Copy the following data line for line, with no changes at all.

---------- Given data ----------

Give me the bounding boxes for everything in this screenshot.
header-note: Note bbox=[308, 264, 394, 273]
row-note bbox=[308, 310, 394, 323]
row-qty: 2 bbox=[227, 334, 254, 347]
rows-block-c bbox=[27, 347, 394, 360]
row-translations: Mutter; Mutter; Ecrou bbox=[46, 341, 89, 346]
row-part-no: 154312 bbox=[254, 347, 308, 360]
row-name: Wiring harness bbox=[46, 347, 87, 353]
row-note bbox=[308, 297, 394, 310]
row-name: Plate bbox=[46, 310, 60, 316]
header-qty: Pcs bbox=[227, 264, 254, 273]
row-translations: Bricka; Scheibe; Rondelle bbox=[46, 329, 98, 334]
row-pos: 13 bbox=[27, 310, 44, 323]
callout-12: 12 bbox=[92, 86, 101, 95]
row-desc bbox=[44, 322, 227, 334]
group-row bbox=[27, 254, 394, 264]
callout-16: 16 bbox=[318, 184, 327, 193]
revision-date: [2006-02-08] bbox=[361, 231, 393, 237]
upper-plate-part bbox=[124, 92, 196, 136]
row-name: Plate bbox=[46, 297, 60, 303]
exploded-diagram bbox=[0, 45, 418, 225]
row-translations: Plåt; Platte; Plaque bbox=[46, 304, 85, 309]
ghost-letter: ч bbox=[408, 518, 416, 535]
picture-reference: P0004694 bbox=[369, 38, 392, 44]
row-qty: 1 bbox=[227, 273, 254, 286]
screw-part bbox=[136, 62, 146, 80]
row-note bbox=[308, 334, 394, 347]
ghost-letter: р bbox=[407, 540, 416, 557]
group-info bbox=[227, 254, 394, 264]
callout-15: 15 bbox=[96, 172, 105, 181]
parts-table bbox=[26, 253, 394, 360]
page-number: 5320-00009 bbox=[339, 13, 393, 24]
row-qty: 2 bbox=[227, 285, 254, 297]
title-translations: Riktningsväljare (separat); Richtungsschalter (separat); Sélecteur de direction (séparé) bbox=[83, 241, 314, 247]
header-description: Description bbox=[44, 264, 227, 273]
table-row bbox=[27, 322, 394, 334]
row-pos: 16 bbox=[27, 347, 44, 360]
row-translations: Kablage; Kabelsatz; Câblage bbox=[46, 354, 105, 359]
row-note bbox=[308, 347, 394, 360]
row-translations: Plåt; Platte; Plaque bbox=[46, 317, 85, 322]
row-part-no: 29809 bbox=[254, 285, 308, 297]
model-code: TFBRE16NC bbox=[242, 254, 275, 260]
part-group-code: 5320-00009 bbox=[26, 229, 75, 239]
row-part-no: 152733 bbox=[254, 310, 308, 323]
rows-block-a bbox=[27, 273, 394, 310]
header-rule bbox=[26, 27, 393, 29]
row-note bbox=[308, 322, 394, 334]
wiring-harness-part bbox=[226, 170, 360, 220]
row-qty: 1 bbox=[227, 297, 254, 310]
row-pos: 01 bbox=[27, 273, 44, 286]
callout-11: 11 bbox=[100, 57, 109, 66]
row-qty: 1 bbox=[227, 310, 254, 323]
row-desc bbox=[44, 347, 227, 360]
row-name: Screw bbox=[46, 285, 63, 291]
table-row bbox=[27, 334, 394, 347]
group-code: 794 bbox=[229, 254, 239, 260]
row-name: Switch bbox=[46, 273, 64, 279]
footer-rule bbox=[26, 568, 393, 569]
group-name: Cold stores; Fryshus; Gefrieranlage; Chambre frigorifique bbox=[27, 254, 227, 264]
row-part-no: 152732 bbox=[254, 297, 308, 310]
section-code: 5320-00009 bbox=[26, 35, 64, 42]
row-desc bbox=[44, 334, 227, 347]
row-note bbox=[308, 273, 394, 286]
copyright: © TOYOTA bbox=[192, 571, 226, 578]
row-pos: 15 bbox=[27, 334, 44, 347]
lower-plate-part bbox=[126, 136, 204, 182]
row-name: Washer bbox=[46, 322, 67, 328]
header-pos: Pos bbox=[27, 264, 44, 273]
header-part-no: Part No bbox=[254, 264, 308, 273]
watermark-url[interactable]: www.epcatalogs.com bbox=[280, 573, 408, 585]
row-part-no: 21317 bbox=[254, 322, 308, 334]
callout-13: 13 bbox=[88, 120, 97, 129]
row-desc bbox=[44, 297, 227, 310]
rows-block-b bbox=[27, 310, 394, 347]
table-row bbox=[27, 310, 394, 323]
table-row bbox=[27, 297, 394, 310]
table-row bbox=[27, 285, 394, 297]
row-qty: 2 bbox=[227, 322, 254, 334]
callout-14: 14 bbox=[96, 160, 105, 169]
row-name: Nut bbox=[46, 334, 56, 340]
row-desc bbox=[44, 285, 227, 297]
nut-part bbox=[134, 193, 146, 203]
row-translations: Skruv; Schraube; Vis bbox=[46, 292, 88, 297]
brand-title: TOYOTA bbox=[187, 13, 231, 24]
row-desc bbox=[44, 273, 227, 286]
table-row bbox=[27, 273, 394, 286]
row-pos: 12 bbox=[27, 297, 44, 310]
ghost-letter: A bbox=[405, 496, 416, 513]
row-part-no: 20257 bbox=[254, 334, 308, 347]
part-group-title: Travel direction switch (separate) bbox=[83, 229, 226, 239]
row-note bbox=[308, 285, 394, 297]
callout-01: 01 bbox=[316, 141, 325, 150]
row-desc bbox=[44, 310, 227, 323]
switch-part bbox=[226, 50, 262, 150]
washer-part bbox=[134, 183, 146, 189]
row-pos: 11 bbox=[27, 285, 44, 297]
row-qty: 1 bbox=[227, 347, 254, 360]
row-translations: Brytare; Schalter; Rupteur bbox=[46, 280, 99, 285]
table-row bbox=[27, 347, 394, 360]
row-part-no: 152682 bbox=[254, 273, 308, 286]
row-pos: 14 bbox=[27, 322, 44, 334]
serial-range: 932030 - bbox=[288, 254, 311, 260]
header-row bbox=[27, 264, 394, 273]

----------

- _Answer to the exercise_:
Give me the bounding boxes for everything in this screenshot.
header-note: Note bbox=[308, 264, 394, 273]
row-note bbox=[308, 310, 394, 323]
row-qty: 2 bbox=[227, 334, 254, 347]
rows-block-c bbox=[27, 347, 394, 360]
row-translations: Mutter; Mutter; Ecrou bbox=[46, 341, 89, 346]
row-part-no: 154312 bbox=[254, 347, 308, 360]
row-name: Wiring harness bbox=[46, 347, 87, 353]
row-note bbox=[308, 297, 394, 310]
row-name: Plate bbox=[46, 310, 60, 316]
header-qty: Pcs bbox=[227, 264, 254, 273]
row-translations: Bricka; Scheibe; Rondelle bbox=[46, 329, 98, 334]
row-pos: 13 bbox=[27, 310, 44, 323]
callout-12: 12 bbox=[92, 86, 101, 95]
row-desc bbox=[44, 322, 227, 334]
group-row bbox=[27, 254, 394, 264]
callout-16: 16 bbox=[318, 184, 327, 193]
revision-date: [2006-02-08] bbox=[361, 231, 393, 237]
upper-plate-part bbox=[124, 92, 196, 136]
row-name: Plate bbox=[46, 297, 60, 303]
exploded-diagram bbox=[0, 45, 418, 225]
row-translations: Plåt; Platte; Plaque bbox=[46, 304, 85, 309]
ghost-letter: ч bbox=[408, 518, 416, 535]
picture-reference: P0004694 bbox=[369, 38, 392, 44]
row-qty: 1 bbox=[227, 273, 254, 286]
screw-part bbox=[136, 62, 146, 80]
row-note bbox=[308, 334, 394, 347]
ghost-letter: р bbox=[407, 540, 416, 557]
group-info bbox=[227, 254, 394, 264]
callout-15: 15 bbox=[96, 172, 105, 181]
parts-table bbox=[26, 253, 394, 360]
page-number: 5320-00009 bbox=[339, 13, 393, 24]
row-qty: 2 bbox=[227, 285, 254, 297]
title-translations: Riktningsväljare (separat); Richtungsschalter (separat); Sélecteur de direction (séparé) bbox=[83, 241, 314, 247]
header-description: Description bbox=[44, 264, 227, 273]
table-row bbox=[27, 322, 394, 334]
row-pos: 16 bbox=[27, 347, 44, 360]
row-translations: Kablage; Kabelsatz; Câblage bbox=[46, 354, 105, 359]
row-note bbox=[308, 347, 394, 360]
row-translations: Plåt; Platte; Plaque bbox=[46, 317, 85, 322]
row-part-no: 29809 bbox=[254, 285, 308, 297]
model-code: TFBRE16NC bbox=[242, 254, 275, 260]
part-group-code: 5320-00009 bbox=[26, 229, 75, 239]
row-part-no: 152733 bbox=[254, 310, 308, 323]
rows-block-a bbox=[27, 273, 394, 310]
header-rule bbox=[26, 27, 393, 29]
row-note bbox=[308, 322, 394, 334]
wiring-harness-part bbox=[226, 170, 360, 220]
row-qty: 1 bbox=[227, 297, 254, 310]
row-pos: 01 bbox=[27, 273, 44, 286]
callout-11: 11 bbox=[100, 57, 109, 66]
row-qty: 1 bbox=[227, 310, 254, 323]
row-desc bbox=[44, 347, 227, 360]
row-name: Screw bbox=[46, 285, 63, 291]
table-row bbox=[27, 334, 394, 347]
group-code: 794 bbox=[229, 254, 239, 260]
row-name: Switch bbox=[46, 273, 64, 279]
footer-rule bbox=[26, 568, 393, 569]
group-name: Cold stores; Fryshus; Gefrieranlage; Chambre frigorifique bbox=[27, 254, 227, 264]
row-part-no: 152732 bbox=[254, 297, 308, 310]
section-code: 5320-00009 bbox=[26, 35, 64, 42]
row-desc bbox=[44, 334, 227, 347]
row-note bbox=[308, 273, 394, 286]
copyright: © TOYOTA bbox=[192, 571, 226, 578]
row-pos: 15 bbox=[27, 334, 44, 347]
lower-plate-part bbox=[126, 136, 204, 182]
row-name: Washer bbox=[46, 322, 67, 328]
header-pos: Pos bbox=[27, 264, 44, 273]
header-part-no: Part No bbox=[254, 264, 308, 273]
watermark-url[interactable]: www.epcatalogs.com bbox=[280, 573, 408, 585]
row-part-no: 21317 bbox=[254, 322, 308, 334]
callout-13: 13 bbox=[88, 120, 97, 129]
row-desc bbox=[44, 297, 227, 310]
rows-block-b bbox=[27, 310, 394, 347]
table-row bbox=[27, 310, 394, 323]
table-row bbox=[27, 297, 394, 310]
table-row bbox=[27, 285, 394, 297]
row-qty: 2 bbox=[227, 322, 254, 334]
callout-14: 14 bbox=[96, 160, 105, 169]
row-name: Nut bbox=[46, 334, 56, 340]
row-desc bbox=[44, 285, 227, 297]
nut-part bbox=[134, 193, 146, 203]
row-translations: Skruv; Schraube; Vis bbox=[46, 292, 88, 297]
brand-title: TOYOTA bbox=[187, 13, 231, 24]
row-desc bbox=[44, 273, 227, 286]
table-row bbox=[27, 273, 394, 286]
row-pos: 12 bbox=[27, 297, 44, 310]
ghost-letter: A bbox=[405, 496, 416, 513]
row-part-no: 20257 bbox=[254, 334, 308, 347]
part-group-title: Travel direction switch (separate) bbox=[83, 229, 226, 239]
row-note bbox=[308, 285, 394, 297]
callout-01: 01 bbox=[316, 141, 325, 150]
row-desc bbox=[44, 310, 227, 323]
switch-part bbox=[226, 50, 262, 150]
washer-part bbox=[134, 183, 146, 189]
row-pos: 11 bbox=[27, 285, 44, 297]
row-qty: 1 bbox=[227, 347, 254, 360]
row-translations: Brytare; Schalter; Rupteur bbox=[46, 280, 99, 285]
table-row bbox=[27, 347, 394, 360]
row-part-no: 152682 bbox=[254, 273, 308, 286]
row-pos: 14 bbox=[27, 322, 44, 334]
serial-range: 932030 - bbox=[288, 254, 311, 260]
header-row bbox=[27, 264, 394, 273]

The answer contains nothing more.